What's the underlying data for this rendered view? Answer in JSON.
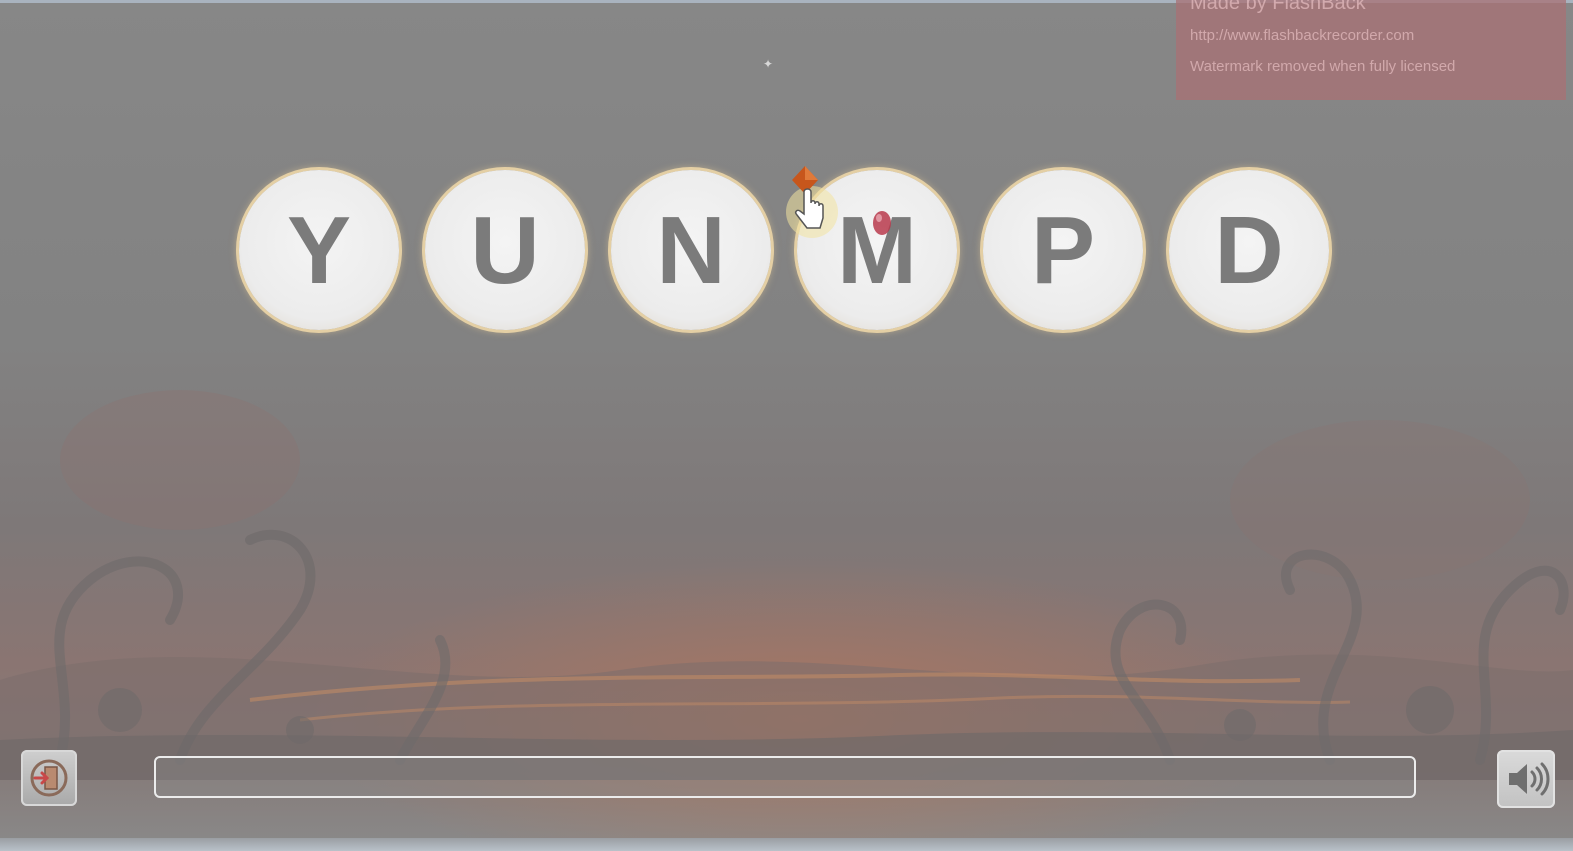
{
  "watermark": {
    "title": "Made by FlashBack",
    "url": "http://www.flashbackrecorder.com",
    "note": "Watermark removed when fully licensed"
  },
  "letters": [
    "Y",
    "U",
    "N",
    "M",
    "P",
    "D"
  ],
  "progress": {
    "value": 0
  },
  "controls": {
    "exit_icon": "exit-door-icon",
    "sound_icon": "speaker-icon"
  },
  "colors": {
    "bubble_fill": "#eeeeee",
    "bubble_ring": "#e4cfa4",
    "letter": "#7b7b7b",
    "watermark_bg": "#a87074",
    "progress_border": "#ececec"
  }
}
· · · ·
**Job**
Reproduce the full listing above verbatim, with no pictures included.

**Solution**
What's the underlying data for this rendered view? Answer in JSON.
{
  "watermark": {
    "title": "Made by FlashBack",
    "url": "http://www.flashbackrecorder.com",
    "note": "Watermark removed when fully licensed"
  },
  "letters": [
    "Y",
    "U",
    "N",
    "M",
    "P",
    "D"
  ],
  "progress": {
    "value": 0
  },
  "controls": {
    "exit_icon": "exit-door-icon",
    "sound_icon": "speaker-icon"
  },
  "colors": {
    "bubble_fill": "#eeeeee",
    "bubble_ring": "#e4cfa4",
    "letter": "#7b7b7b",
    "watermark_bg": "#a87074",
    "progress_border": "#ececec"
  }
}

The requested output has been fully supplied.